#### The problem
Using the eoxin A4 article, answer each question:
(a) What is the molar mass of eoxin A4?
(b) What other name is eoxin A4 known by?
(c) How is EXA4 viewed within the cell?

#### Provided passage
Eoxin A_{4}
- Names: Preferred IUPAC name (5Z,8Z,10E,12E)-13-[(2S,3S)-3-Pentyloxiran-2-yl]trideca-5,8,10,12-tetraenoic acid

Identifiers
- CAS Number: 81918-96-9;
- 3D model (JSmol): Interactive image;
- ChEBI: CHEBI:63983;
- ChemSpider: 27471348;
- PubChem CID: 52921883;
- CompTox Dashboard (EPA): DTXSID801032105 ;

Properties
- Chemical formula: C_{20}H_{30}O_{3}
- Molar mass: 318.457 g·mol^{−1}

= Eoxin A4 =

Eoxin A_{4} (EXA_{4}), also known as 14,15-leukotriene A_{4}, is an eoxin. Cells make eoxins by metabolizing arachidonic acid with a 15-lipoxygenase enzyme to form (i.e. 15(S)-HpETE). This product is then converted serially to EXA_{4}, EXC_{4}, EXD_{4}, and EXE_{4} by LTC_{4} synthase, an unidentified gamma-glutamyltransferase, and an unidentified dipeptidase, respectively, in a pathway which appears similar if not identical to the pathway which forms leukotrienes, i.e. LTA_{4}, LTC_{4}, LTD_{4}, and LTE_{4}. This pathway is schematically shown as follows:

Arachidonic acid + O_{2} → 15(S)-HpETE → EXA_{4} → EXC_{4} → EXD_{4} → EXE_{4}

EXA_{4} is viewed as an intracellular-bound, short-lived intermediate which is rapidly metabolized to the downstream eoxins. The eoxins downstream of EXA_{4} are secreted from their parent cells and, it is proposed but not yet proven, serve to regulate allergic responses and the development of certain cancers (see eoxins).

#### Given information
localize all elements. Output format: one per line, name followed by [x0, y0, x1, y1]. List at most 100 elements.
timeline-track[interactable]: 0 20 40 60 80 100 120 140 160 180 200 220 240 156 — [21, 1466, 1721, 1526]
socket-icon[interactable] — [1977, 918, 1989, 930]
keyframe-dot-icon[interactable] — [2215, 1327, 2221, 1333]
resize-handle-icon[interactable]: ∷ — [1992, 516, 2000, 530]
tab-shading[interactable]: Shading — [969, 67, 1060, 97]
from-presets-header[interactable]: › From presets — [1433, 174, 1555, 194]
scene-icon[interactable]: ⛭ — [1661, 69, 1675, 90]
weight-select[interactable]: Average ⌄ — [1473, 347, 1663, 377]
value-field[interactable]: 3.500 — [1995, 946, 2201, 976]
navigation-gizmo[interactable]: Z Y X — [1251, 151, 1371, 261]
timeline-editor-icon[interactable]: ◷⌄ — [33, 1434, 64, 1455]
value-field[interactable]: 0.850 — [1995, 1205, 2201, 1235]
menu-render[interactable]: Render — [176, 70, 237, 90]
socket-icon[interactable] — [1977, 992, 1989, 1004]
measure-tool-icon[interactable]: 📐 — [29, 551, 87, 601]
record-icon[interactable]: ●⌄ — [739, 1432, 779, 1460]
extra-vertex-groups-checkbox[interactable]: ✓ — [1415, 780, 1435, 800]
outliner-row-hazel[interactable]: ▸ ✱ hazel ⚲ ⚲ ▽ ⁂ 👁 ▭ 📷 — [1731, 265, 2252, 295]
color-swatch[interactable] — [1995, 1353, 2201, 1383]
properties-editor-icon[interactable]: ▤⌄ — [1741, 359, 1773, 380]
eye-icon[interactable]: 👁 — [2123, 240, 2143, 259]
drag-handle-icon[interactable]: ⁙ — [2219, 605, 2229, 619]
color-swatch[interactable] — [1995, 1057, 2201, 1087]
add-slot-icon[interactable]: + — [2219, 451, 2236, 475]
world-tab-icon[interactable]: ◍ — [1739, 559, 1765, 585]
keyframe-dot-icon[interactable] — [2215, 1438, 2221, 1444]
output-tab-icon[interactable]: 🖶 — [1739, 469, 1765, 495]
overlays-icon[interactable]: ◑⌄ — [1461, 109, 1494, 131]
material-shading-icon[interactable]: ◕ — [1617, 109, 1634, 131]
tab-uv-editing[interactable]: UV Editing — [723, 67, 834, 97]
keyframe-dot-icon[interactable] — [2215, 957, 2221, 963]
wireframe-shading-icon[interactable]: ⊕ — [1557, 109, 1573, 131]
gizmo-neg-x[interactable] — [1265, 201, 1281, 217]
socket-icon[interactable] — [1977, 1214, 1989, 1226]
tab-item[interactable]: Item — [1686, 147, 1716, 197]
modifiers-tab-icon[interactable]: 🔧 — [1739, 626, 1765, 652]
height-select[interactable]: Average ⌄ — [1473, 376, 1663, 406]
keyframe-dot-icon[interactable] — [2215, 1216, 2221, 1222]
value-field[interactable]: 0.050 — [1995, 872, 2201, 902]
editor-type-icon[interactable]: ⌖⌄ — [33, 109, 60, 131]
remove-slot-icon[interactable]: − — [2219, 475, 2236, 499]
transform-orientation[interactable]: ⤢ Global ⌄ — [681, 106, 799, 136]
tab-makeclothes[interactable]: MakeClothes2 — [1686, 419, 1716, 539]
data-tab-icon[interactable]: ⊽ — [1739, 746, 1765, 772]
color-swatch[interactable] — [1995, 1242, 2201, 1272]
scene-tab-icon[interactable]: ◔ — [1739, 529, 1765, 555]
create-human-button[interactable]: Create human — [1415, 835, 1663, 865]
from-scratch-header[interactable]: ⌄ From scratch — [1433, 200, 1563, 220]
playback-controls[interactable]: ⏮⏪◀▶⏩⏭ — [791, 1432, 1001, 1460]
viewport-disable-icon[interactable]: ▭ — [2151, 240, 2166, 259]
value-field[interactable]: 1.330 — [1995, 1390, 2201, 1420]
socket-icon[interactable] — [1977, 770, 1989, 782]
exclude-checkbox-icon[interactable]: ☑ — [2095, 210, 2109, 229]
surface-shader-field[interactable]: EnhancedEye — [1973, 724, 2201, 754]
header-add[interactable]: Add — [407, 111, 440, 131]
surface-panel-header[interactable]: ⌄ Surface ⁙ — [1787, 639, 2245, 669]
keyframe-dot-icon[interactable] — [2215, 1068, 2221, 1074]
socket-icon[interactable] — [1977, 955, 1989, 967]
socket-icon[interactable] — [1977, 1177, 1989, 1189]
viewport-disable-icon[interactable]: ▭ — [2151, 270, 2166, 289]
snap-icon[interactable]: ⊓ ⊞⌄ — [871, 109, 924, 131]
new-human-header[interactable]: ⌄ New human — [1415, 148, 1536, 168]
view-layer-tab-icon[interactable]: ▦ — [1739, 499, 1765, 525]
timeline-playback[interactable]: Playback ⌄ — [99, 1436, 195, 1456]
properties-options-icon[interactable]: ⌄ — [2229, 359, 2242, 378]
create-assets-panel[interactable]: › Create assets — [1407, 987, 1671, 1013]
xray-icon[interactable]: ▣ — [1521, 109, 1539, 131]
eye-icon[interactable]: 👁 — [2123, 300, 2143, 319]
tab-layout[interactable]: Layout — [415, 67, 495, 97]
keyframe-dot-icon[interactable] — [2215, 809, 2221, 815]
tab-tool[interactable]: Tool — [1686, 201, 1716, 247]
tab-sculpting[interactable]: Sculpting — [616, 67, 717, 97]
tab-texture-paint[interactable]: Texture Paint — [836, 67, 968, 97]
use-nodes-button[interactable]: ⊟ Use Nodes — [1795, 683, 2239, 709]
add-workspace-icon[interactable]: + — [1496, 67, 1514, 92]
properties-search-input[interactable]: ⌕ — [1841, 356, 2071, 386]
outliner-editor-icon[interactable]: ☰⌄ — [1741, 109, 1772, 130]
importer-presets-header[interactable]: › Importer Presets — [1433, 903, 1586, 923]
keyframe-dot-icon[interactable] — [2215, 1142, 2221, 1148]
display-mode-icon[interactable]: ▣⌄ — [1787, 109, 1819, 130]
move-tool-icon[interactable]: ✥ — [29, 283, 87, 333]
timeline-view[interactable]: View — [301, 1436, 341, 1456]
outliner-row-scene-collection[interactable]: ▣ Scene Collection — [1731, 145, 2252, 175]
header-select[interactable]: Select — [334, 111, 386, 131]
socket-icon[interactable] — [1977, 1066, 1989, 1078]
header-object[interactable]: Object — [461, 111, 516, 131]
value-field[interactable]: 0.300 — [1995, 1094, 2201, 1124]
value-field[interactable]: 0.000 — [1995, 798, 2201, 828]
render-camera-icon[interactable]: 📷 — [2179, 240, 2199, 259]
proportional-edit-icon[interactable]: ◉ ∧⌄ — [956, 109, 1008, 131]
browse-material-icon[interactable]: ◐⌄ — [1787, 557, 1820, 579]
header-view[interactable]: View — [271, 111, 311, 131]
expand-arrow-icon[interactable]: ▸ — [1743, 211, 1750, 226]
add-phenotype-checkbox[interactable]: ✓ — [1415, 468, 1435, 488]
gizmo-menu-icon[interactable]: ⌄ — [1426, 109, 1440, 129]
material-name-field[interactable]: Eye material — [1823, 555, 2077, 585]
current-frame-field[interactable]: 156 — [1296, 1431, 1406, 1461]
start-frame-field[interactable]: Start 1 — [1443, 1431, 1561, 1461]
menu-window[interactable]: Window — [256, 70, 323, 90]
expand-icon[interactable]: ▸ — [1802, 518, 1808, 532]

#### Exercise result
(a) 318.457 g·mol⁻¹
(b) 14,15-leukotriene A4
(c) As an intracellular-bound, short-lived intermediate that is rapidly metabolized to the downstream eoxins